▶ **WHAT NEEDS TO BE DONE**: Find and return each line containing "Automatic".

▶ **EXCERPTED DATA**:
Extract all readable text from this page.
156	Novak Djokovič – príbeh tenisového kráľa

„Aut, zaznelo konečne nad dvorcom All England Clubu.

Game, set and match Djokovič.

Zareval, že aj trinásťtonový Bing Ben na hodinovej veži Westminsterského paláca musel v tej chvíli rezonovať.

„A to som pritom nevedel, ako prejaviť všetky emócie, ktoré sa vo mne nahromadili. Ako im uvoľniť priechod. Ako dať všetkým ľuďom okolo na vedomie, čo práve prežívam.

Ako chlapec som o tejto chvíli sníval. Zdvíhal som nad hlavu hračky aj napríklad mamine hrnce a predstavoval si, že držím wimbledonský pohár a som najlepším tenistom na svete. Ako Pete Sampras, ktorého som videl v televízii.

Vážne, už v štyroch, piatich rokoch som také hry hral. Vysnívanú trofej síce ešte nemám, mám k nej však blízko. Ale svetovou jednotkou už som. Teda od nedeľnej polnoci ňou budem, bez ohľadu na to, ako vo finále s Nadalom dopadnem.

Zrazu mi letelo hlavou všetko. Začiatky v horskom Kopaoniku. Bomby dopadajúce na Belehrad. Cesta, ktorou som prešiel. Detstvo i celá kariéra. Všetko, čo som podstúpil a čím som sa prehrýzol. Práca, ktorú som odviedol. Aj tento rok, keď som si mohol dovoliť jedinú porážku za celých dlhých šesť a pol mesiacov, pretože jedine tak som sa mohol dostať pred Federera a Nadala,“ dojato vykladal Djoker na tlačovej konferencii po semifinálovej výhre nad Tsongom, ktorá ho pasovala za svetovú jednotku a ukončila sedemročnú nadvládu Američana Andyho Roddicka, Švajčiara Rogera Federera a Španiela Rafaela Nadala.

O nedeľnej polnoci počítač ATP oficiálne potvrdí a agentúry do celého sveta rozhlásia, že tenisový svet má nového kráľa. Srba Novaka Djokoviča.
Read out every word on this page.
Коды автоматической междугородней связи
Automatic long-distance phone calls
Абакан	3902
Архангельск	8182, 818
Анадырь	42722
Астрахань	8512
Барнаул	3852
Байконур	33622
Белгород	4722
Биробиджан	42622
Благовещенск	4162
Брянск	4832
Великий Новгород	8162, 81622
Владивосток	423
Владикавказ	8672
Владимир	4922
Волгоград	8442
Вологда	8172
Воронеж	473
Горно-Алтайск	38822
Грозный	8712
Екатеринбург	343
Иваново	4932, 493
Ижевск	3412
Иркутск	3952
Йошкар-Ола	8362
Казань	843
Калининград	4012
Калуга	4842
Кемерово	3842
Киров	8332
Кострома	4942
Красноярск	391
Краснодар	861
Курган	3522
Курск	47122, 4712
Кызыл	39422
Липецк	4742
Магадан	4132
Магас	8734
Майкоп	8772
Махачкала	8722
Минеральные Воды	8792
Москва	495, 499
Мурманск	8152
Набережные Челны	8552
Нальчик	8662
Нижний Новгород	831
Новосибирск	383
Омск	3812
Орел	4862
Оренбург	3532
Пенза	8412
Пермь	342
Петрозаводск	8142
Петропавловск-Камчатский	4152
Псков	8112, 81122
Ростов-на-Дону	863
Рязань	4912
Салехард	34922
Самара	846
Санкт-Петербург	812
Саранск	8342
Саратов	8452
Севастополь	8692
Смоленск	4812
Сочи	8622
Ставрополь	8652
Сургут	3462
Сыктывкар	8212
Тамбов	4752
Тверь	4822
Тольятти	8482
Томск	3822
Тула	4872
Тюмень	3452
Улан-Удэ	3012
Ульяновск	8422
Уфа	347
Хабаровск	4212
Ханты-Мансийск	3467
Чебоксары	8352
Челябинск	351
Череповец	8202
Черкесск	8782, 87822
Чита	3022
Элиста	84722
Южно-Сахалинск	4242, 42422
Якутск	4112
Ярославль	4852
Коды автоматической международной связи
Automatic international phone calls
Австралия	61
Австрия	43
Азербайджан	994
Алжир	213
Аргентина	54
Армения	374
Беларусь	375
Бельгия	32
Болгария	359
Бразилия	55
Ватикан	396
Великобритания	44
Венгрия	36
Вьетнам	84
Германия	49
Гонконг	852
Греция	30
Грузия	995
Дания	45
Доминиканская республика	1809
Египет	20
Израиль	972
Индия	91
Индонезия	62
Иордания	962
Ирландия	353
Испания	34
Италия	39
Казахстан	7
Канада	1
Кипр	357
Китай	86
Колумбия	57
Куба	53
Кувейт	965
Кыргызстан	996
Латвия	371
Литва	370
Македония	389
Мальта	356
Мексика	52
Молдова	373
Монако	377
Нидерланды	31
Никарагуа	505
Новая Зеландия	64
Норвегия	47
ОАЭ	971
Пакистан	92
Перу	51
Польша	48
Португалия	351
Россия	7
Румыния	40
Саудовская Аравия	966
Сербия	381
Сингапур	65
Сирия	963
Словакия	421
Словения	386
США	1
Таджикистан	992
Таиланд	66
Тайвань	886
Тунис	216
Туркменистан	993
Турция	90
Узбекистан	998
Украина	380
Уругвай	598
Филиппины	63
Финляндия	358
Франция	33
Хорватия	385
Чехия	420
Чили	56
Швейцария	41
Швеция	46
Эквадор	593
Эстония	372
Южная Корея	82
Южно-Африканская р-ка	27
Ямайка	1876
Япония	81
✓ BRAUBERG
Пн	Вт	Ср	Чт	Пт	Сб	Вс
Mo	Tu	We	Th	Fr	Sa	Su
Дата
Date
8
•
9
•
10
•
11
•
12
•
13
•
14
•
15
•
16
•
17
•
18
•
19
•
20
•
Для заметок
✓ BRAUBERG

▶ **EXERCISE RESULT**:
Automatic long-distance phone calls
Automatic international phone calls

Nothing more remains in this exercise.